## What to produce
Copy out the listing in full, exactly as written, but not its pictures.
## START Given data
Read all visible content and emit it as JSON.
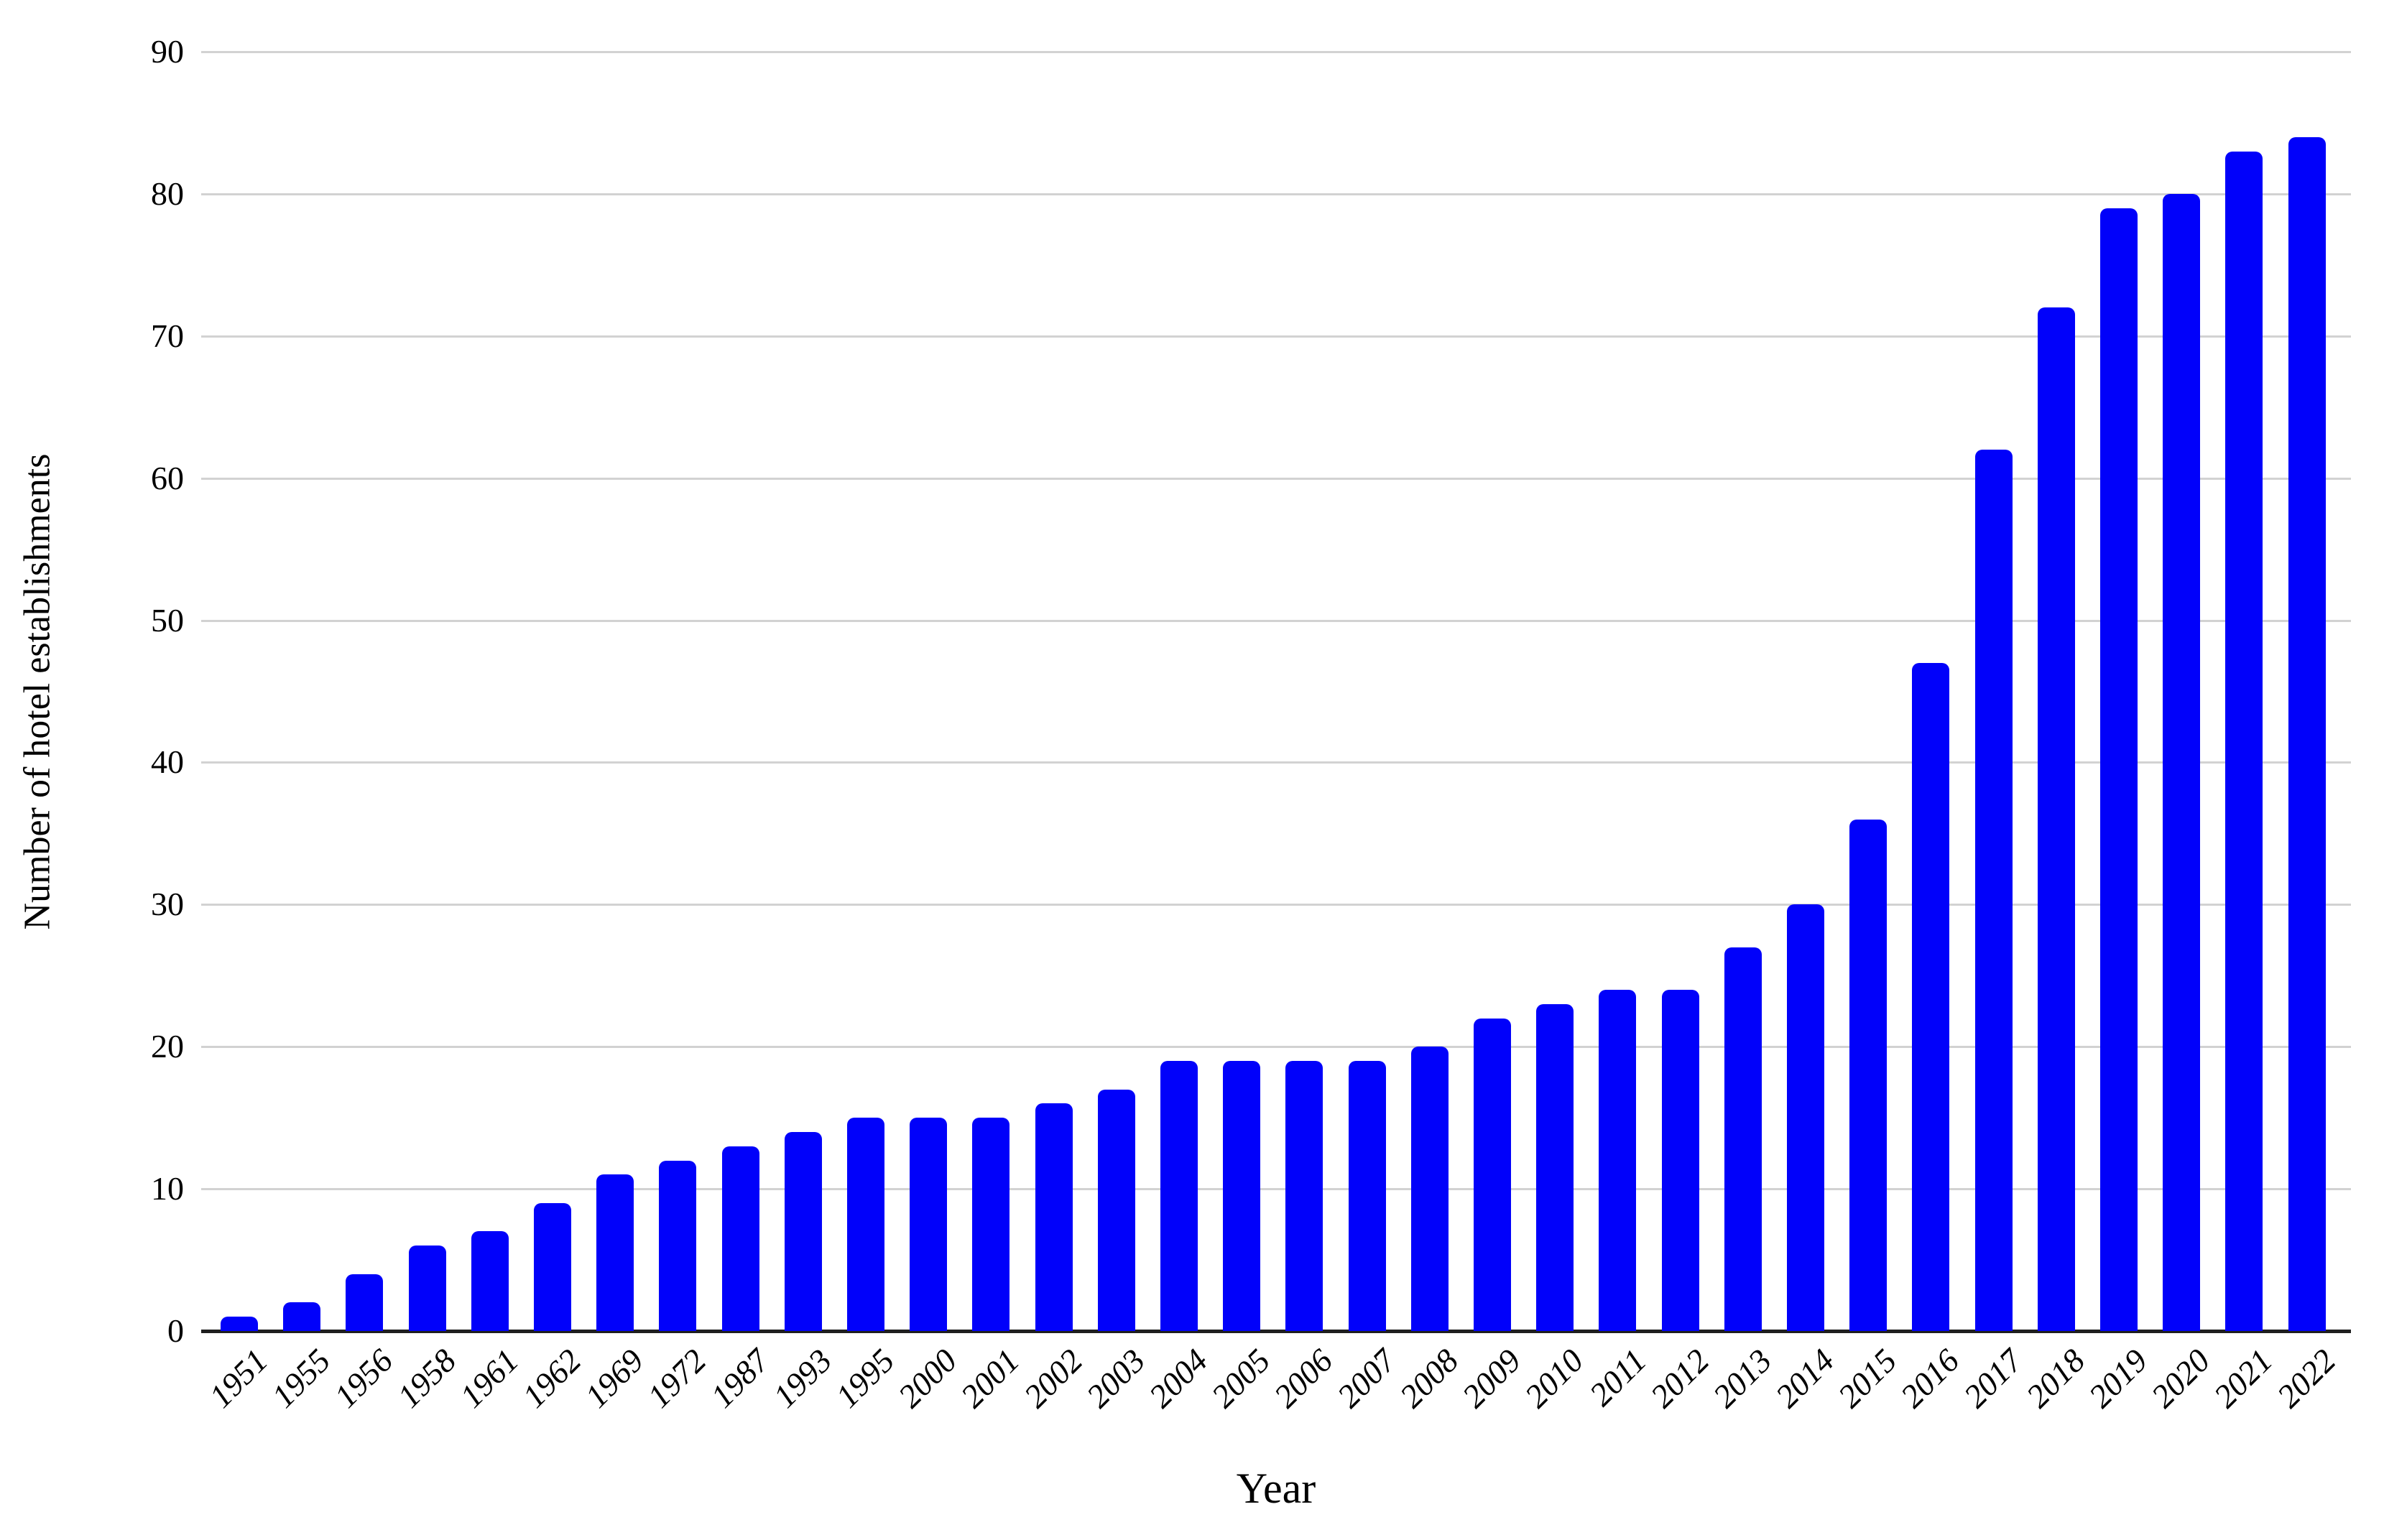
{
  "chart_data": {
    "type": "bar",
    "title": "",
    "xlabel": "Year",
    "ylabel": "Number of hotel establishments",
    "categories": [
      "1951",
      "1955",
      "1956",
      "1958",
      "1961",
      "1962",
      "1969",
      "1972",
      "1987",
      "1993",
      "1995",
      "2000",
      "2001",
      "2002",
      "2003",
      "2004",
      "2005",
      "2006",
      "2007",
      "2008",
      "2009",
      "2010",
      "2011",
      "2012",
      "2013",
      "2014",
      "2015",
      "2016",
      "2017",
      "2018",
      "2019",
      "2020",
      "2021",
      "2022"
    ],
    "values": [
      1,
      2,
      4,
      6,
      7,
      9,
      11,
      12,
      13,
      14,
      15,
      15,
      15,
      16,
      17,
      19,
      19,
      19,
      19,
      20,
      22,
      23,
      24,
      24,
      27,
      30,
      36,
      47,
      62,
      72,
      79,
      80,
      83,
      84
    ],
    "ylim": [
      0,
      90
    ],
    "yticks": [
      0,
      10,
      20,
      30,
      40,
      50,
      60,
      70,
      80,
      90
    ],
    "grid": "horizontal-gridlines-on",
    "legend": "none",
    "bar_color": "#0101FA",
    "gridline_color": "#D2D2D2",
    "axis_line_color": "#1F1F1F",
    "text_color": "#000000"
  }
}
## END Given data
## Answer for this exercise
Read all visible content and emit it as JSON.
{
  "chart_data": {
    "type": "bar",
    "title": "",
    "xlabel": "Year",
    "ylabel": "Number of hotel establishments",
    "categories": [
      "1951",
      "1955",
      "1956",
      "1958",
      "1961",
      "1962",
      "1969",
      "1972",
      "1987",
      "1993",
      "1995",
      "2000",
      "2001",
      "2002",
      "2003",
      "2004",
      "2005",
      "2006",
      "2007",
      "2008",
      "2009",
      "2010",
      "2011",
      "2012",
      "2013",
      "2014",
      "2015",
      "2016",
      "2017",
      "2018",
      "2019",
      "2020",
      "2021",
      "2022"
    ],
    "values": [
      1,
      2,
      4,
      6,
      7,
      9,
      11,
      12,
      13,
      14,
      15,
      15,
      15,
      16,
      17,
      19,
      19,
      19,
      19,
      20,
      22,
      23,
      24,
      24,
      27,
      30,
      36,
      47,
      62,
      72,
      79,
      80,
      83,
      84
    ],
    "ylim": [
      0,
      90
    ],
    "yticks": [
      0,
      10,
      20,
      30,
      40,
      50,
      60,
      70,
      80,
      90
    ],
    "grid": "horizontal-gridlines-on",
    "legend": "none",
    "bar_color": "#0101FA",
    "gridline_color": "#D2D2D2",
    "axis_line_color": "#1F1F1F",
    "text_color": "#000000"
  }
}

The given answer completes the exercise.